:: Records provided
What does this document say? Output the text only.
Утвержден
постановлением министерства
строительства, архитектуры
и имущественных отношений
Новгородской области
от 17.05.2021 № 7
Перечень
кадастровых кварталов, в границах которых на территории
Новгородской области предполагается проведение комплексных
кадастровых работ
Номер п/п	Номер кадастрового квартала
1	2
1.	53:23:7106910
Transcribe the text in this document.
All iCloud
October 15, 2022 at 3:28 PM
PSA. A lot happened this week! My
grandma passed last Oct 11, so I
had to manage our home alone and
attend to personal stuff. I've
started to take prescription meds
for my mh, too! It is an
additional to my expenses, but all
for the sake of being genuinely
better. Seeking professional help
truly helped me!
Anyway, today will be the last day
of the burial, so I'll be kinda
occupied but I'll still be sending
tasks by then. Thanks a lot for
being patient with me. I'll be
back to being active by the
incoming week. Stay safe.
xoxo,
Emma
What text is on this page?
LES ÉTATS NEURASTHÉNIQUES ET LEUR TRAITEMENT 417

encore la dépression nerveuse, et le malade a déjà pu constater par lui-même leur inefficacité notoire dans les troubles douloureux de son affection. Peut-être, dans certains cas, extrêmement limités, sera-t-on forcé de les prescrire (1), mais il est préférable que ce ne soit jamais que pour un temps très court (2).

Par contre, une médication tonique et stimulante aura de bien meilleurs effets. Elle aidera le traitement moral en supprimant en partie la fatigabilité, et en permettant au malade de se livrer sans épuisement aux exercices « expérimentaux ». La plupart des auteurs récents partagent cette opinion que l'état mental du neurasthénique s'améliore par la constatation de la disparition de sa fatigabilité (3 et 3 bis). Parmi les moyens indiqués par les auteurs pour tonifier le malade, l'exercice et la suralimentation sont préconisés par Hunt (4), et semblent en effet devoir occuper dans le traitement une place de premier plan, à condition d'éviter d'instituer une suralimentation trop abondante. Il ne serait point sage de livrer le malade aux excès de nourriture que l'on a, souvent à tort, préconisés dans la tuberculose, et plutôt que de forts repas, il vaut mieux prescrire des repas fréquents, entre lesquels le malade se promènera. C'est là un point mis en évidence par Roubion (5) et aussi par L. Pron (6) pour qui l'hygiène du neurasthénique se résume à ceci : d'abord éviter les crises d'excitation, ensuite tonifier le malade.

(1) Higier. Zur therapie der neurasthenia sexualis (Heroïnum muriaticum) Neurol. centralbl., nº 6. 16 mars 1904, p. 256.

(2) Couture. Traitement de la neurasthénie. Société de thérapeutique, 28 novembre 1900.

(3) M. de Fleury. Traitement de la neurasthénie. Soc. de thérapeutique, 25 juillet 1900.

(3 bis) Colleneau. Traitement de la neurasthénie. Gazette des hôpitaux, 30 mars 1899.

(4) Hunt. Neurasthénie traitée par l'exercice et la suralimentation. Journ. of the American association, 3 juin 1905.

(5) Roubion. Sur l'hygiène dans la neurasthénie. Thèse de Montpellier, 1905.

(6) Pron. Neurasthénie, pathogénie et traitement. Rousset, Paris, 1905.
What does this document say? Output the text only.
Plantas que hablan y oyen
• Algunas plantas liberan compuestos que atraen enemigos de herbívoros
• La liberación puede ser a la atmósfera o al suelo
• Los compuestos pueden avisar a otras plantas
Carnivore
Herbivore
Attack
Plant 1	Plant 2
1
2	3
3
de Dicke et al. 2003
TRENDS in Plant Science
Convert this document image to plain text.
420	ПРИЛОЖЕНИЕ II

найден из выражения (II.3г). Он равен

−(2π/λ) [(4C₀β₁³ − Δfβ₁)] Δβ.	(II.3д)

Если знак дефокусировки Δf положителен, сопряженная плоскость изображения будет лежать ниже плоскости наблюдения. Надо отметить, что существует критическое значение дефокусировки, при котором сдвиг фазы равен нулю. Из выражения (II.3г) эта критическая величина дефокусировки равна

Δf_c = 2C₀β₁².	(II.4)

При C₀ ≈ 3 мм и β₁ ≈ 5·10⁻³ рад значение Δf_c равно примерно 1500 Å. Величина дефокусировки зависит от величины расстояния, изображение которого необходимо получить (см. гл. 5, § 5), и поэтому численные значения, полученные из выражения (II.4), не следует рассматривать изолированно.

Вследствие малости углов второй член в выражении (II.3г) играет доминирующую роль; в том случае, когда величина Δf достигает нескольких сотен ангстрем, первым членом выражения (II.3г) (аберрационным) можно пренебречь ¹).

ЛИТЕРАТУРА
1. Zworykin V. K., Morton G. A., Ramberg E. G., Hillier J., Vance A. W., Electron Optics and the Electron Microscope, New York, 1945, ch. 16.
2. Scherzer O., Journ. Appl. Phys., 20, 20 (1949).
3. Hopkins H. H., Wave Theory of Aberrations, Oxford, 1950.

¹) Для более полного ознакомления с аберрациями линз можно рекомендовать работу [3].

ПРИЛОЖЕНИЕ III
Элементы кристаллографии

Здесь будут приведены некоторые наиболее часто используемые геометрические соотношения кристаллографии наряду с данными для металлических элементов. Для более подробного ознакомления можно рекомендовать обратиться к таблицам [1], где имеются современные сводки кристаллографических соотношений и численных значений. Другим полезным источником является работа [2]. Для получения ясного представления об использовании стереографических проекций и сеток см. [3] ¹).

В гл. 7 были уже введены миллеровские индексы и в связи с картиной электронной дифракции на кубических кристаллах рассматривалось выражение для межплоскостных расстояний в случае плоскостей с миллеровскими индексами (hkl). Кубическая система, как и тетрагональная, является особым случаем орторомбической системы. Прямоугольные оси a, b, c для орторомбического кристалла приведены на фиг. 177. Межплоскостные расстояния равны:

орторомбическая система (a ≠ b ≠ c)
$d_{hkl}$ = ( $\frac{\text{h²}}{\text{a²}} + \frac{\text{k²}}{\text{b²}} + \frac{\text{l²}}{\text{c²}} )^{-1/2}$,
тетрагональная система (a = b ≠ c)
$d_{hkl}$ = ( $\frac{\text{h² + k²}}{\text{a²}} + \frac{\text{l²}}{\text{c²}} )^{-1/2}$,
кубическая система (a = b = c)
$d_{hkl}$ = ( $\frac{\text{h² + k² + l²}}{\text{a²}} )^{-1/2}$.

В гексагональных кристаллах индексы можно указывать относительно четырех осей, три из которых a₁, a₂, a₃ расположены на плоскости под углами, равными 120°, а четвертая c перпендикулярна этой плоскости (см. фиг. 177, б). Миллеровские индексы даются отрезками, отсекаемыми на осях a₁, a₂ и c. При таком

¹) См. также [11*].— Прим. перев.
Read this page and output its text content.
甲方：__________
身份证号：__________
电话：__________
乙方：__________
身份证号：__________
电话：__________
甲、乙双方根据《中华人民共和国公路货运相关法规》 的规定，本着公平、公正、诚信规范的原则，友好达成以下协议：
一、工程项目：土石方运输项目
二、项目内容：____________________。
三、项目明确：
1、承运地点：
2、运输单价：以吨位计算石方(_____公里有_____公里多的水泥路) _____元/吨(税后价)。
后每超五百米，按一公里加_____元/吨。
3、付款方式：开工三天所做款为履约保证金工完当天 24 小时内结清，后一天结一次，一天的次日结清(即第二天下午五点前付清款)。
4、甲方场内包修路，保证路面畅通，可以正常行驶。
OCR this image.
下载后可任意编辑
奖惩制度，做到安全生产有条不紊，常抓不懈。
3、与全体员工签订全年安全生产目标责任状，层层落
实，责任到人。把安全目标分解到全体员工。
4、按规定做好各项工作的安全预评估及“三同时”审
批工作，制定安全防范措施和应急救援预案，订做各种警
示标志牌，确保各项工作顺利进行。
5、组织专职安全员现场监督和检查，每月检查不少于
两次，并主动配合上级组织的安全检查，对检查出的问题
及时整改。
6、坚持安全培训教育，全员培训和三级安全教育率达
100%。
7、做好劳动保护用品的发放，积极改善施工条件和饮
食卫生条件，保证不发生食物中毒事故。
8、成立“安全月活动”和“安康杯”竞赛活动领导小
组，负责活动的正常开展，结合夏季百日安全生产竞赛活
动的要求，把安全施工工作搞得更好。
::::
| Task brief |
Repeat only the stretch of lines starting at the one containing "Read this page and output its text content." and running to the final line of the entries above.

| Complete answer |
Read this page and output its text content.
甲方：__________
身份证号：__________
电话：__________
乙方：__________
身份证号：__________
电话：__________
甲、乙双方根据《中华人民共和国公路货运相关法规》 的规定，本着公平、公正、诚信规范的原则，友好达成以下协议：
一、工程项目：土石方运输项目
二、项目内容：____________________。
三、项目明确：
1、承运地点：
2、运输单价：以吨位计算石方(_____公里有_____公里多的水泥路) _____元/吨(税后价)。
后每超五百米，按一公里加_____元/吨。
3、付款方式：开工三天所做款为履约保证金工完当天 24 小时内结清，后一天结一次，一天的次日结清(即第二天下午五点前付清款)。
4、甲方场内包修路，保证路面畅通，可以正常行驶。
OCR this image.
下载后可任意编辑
奖惩制度，做到安全生产有条不紊，常抓不懈。
3、与全体员工签订全年安全生产目标责任状，层层落
实，责任到人。把安全目标分解到全体员工。
4、按规定做好各项工作的安全预评估及“三同时”审
批工作，制定安全防范措施和应急救援预案，订做各种警
示标志牌，确保各项工作顺利进行。
5、组织专职安全员现场监督和检查，每月检查不少于
两次，并主动配合上级组织的安全检查，对检查出的问题
及时整改。
6、坚持安全培训教育，全员培训和三级安全教育率达
100%。
7、做好劳动保护用品的发放，积极改善施工条件和饮
食卫生条件，保证不发生食物中毒事故。
8、成立“安全月活动”和“安康杯”竞赛活动领导小
组，负责活动的正常开展，结合夏季百日安全生产竞赛活
动的要求，把安全施工工作搞得更好。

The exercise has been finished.